DATA EXTRACT:
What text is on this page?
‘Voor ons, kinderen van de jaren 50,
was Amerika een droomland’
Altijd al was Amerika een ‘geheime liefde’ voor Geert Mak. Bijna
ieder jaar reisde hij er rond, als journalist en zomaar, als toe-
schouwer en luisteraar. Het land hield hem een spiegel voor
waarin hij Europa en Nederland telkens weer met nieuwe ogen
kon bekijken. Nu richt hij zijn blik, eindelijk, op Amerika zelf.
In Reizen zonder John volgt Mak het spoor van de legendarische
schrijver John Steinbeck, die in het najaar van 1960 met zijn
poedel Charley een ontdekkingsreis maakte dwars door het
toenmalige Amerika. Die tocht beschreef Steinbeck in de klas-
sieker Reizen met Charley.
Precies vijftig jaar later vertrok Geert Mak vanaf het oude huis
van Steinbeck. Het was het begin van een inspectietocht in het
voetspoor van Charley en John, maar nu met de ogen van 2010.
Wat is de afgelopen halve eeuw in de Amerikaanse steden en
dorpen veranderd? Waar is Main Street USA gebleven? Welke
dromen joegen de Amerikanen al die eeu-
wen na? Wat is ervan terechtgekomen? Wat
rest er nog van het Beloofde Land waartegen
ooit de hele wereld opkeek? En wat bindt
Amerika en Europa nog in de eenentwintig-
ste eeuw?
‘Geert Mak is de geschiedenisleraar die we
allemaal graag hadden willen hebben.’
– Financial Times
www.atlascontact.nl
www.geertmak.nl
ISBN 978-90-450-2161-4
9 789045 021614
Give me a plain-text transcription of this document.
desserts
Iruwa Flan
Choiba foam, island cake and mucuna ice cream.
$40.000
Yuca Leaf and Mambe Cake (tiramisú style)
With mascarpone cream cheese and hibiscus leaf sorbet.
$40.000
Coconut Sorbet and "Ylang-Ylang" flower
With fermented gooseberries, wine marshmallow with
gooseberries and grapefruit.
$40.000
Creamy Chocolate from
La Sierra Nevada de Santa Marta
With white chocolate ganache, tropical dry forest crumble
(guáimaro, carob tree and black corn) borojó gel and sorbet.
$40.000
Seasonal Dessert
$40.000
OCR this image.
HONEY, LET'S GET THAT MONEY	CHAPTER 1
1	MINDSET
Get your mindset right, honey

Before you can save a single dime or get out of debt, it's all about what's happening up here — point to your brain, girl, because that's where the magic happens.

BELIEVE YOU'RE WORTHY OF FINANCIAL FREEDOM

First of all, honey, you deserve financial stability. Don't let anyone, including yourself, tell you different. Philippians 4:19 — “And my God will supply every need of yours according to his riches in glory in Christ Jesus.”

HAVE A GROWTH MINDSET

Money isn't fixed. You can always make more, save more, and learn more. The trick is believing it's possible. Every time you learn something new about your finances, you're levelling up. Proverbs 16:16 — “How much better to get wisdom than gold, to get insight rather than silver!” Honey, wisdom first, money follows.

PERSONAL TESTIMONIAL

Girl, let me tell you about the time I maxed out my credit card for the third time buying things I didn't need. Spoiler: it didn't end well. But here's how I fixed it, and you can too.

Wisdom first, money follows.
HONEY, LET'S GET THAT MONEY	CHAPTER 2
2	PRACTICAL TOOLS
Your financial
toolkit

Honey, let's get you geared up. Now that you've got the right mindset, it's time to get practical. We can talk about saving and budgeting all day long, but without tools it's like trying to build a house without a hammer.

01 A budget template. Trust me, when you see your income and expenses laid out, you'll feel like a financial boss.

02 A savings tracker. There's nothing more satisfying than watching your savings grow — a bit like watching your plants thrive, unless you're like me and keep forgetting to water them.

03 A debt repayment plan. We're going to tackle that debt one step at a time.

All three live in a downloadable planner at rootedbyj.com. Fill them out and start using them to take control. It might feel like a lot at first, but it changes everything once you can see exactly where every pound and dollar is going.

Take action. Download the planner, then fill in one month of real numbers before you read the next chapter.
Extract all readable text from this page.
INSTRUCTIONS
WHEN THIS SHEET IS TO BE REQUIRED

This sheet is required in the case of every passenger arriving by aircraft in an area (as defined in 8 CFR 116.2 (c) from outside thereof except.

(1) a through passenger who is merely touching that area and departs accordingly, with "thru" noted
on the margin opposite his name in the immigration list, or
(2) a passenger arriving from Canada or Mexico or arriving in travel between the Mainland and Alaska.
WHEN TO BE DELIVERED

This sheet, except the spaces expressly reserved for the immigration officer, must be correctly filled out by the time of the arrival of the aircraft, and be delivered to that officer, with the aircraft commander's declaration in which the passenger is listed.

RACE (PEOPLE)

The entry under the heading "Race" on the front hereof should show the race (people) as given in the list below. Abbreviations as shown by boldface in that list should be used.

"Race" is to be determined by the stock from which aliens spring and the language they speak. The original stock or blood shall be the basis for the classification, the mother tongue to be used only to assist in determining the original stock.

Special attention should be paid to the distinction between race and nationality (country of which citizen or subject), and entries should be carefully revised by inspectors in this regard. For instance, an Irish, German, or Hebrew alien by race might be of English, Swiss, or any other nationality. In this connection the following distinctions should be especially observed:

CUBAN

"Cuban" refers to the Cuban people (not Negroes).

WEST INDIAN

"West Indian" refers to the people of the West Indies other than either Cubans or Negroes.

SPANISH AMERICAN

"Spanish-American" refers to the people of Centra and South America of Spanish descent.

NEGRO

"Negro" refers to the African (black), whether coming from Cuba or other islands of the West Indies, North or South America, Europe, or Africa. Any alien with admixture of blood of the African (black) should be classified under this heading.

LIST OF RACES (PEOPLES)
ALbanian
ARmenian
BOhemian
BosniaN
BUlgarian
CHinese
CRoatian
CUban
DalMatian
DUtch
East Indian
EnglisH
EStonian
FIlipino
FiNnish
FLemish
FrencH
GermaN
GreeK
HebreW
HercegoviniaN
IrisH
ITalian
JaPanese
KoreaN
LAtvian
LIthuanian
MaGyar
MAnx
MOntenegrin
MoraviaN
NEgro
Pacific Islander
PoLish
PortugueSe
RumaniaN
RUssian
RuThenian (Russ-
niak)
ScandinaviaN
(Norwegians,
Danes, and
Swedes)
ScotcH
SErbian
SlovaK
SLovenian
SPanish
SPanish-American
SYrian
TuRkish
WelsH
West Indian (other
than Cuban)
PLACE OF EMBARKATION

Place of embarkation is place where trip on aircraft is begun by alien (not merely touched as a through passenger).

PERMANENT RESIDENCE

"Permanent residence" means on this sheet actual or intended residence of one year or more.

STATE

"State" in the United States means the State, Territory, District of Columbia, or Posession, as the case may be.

PROBLEM DETAILS: Reproduce every line above without error.

SOLUTION FOR THIS TASK:
What text is on this page?
‘Voor ons, kinderen van de jaren 50,
was Amerika een droomland’
Altijd al was Amerika een ‘geheime liefde’ voor Geert Mak. Bijna
ieder jaar reisde hij er rond, als journalist en zomaar, als toe-
schouwer en luisteraar. Het land hield hem een spiegel voor
waarin hij Europa en Nederland telkens weer met nieuwe ogen
kon bekijken. Nu richt hij zijn blik, eindelijk, op Amerika zelf.
In Reizen zonder John volgt Mak het spoor van de legendarische
schrijver John Steinbeck, die in het najaar van 1960 met zijn
poedel Charley een ontdekkingsreis maakte dwars door het
toenmalige Amerika. Die tocht beschreef Steinbeck in de klas-
sieker Reizen met Charley.
Precies vijftig jaar later vertrok Geert Mak vanaf het oude huis
van Steinbeck. Het was het begin van een inspectietocht in het
voetspoor van Charley en John, maar nu met de ogen van 2010.
Wat is de afgelopen halve eeuw in de Amerikaanse steden en
dorpen veranderd? Waar is Main Street USA gebleven? Welke
dromen joegen de Amerikanen al die eeu-
wen na? Wat is ervan terechtgekomen? Wat
rest er nog van het Beloofde Land waartegen
ooit de hele wereld opkeek? En wat bindt
Amerika en Europa nog in de eenentwintig-
ste eeuw?
‘Geert Mak is de geschiedenisleraar die we
allemaal graag hadden willen hebben.’
– Financial Times
www.atlascontact.nl
www.geertmak.nl
ISBN 978-90-450-2161-4
9 789045 021614
Give me a plain-text transcription of this document.
desserts
Iruwa Flan
Choiba foam, island cake and mucuna ice cream.
$40.000
Yuca Leaf and Mambe Cake (tiramisú style)
With mascarpone cream cheese and hibiscus leaf sorbet.
$40.000
Coconut Sorbet and "Ylang-Ylang" flower
With fermented gooseberries, wine marshmallow with
gooseberries and grapefruit.
$40.000
Creamy Chocolate from
La Sierra Nevada de Santa Marta
With white chocolate ganache, tropical dry forest crumble
(guáimaro, carob tree and black corn) borojó gel and sorbet.
$40.000
Seasonal Dessert
$40.000
OCR this image.
HONEY, LET'S GET THAT MONEY	CHAPTER 1
1	MINDSET
Get your mindset right, honey

Before you can save a single dime or get out of debt, it's all about what's happening up here — point to your brain, girl, because that's where the magic happens.

BELIEVE YOU'RE WORTHY OF FINANCIAL FREEDOM

First of all, honey, you deserve financial stability. Don't let anyone, including yourself, tell you different. Philippians 4:19 — “And my God will supply every need of yours according to his riches in glory in Christ Jesus.”

HAVE A GROWTH MINDSET

Money isn't fixed. You can always make more, save more, and learn more. The trick is believing it's possible. Every time you learn something new about your finances, you're levelling up. Proverbs 16:16 — “How much better to get wisdom than gold, to get insight rather than silver!” Honey, wisdom first, money follows.

PERSONAL TESTIMONIAL

Girl, let me tell you about the time I maxed out my credit card for the third time buying things I didn't need. Spoiler: it didn't end well. But here's how I fixed it, and you can too.

Wisdom first, money follows.
HONEY, LET'S GET THAT MONEY	CHAPTER 2
2	PRACTICAL TOOLS
Your financial
toolkit

Honey, let's get you geared up. Now that you've got the right mindset, it's time to get practical. We can talk about saving and budgeting all day long, but without tools it's like trying to build a house without a hammer.

01 A budget template. Trust me, when you see your income and expenses laid out, you'll feel like a financial boss.

02 A savings tracker. There's nothing more satisfying than watching your savings grow — a bit like watching your plants thrive, unless you're like me and keep forgetting to water them.

03 A debt repayment plan. We're going to tackle that debt one step at a time.

All three live in a downloadable planner at rootedbyj.com. Fill them out and start using them to take control. It might feel like a lot at first, but it changes everything once you can see exactly where every pound and dollar is going.

Take action. Download the planner, then fill in one month of real numbers before you read the next chapter.
Extract all readable text from this page.
INSTRUCTIONS
WHEN THIS SHEET IS TO BE REQUIRED

This sheet is required in the case of every passenger arriving by aircraft in an area (as defined in 8 CFR 116.2 (c) from outside thereof except.

(1) a through passenger who is merely touching that area and departs accordingly, with "thru" noted
on the margin opposite his name in the immigration list, or
(2) a passenger arriving from Canada or Mexico or arriving in travel between the Mainland and Alaska.
WHEN TO BE DELIVERED

This sheet, except the spaces expressly reserved for the immigration officer, must be correctly filled out by the time of the arrival of the aircraft, and be delivered to that officer, with the aircraft commander's declaration in which the passenger is listed.

RACE (PEOPLE)

The entry under the heading "Race" on the front hereof should show the race (people) as given in the list below. Abbreviations as shown by boldface in that list should be used.

"Race" is to be determined by the stock from which aliens spring and the language they speak. The original stock or blood shall be the basis for the classification, the mother tongue to be used only to assist in determining the original stock.

Special attention should be paid to the distinction between race and nationality (country of which citizen or subject), and entries should be carefully revised by inspectors in this regard. For instance, an Irish, German, or Hebrew alien by race might be of English, Swiss, or any other nationality. In this connection the following distinctions should be especially observed:

CUBAN

"Cuban" refers to the Cuban people (not Negroes).

WEST INDIAN

"West Indian" refers to the people of the West Indies other than either Cubans or Negroes.

SPANISH AMERICAN

"Spanish-American" refers to the people of Centra and South America of Spanish descent.

NEGRO

"Negro" refers to the African (black), whether coming from Cuba or other islands of the West Indies, North or South America, Europe, or Africa. Any alien with admixture of blood of the African (black) should be classified under this heading.

LIST OF RACES (PEOPLES)
ALbanian
ARmenian
BOhemian
BosniaN
BUlgarian
CHinese
CRoatian
CUban
DalMatian
DUtch
East Indian
EnglisH
EStonian
FIlipino
FiNnish
FLemish
FrencH
GermaN
GreeK
HebreW
HercegoviniaN
IrisH
ITalian
JaPanese
KoreaN
LAtvian
LIthuanian
MaGyar
MAnx
MOntenegrin
MoraviaN
NEgro
Pacific Islander
PoLish
PortugueSe
RumaniaN
RUssian
RuThenian (Russ-
niak)
ScandinaviaN
(Norwegians,
Danes, and
Swedes)
ScotcH
SErbian
SlovaK
SLovenian
SPanish
SPanish-American
SYrian
TuRkish
WelsH
West Indian (other
than Cuban)
PLACE OF EMBARKATION

Place of embarkation is place where trip on aircraft is begun by alien (not merely touched as a through passenger).

PERMANENT RESIDENCE

"Permanent residence" means on this sheet actual or intended residence of one year or more.

STATE

"State" in the United States means the State, Territory, District of Columbia, or Posession, as the case may be.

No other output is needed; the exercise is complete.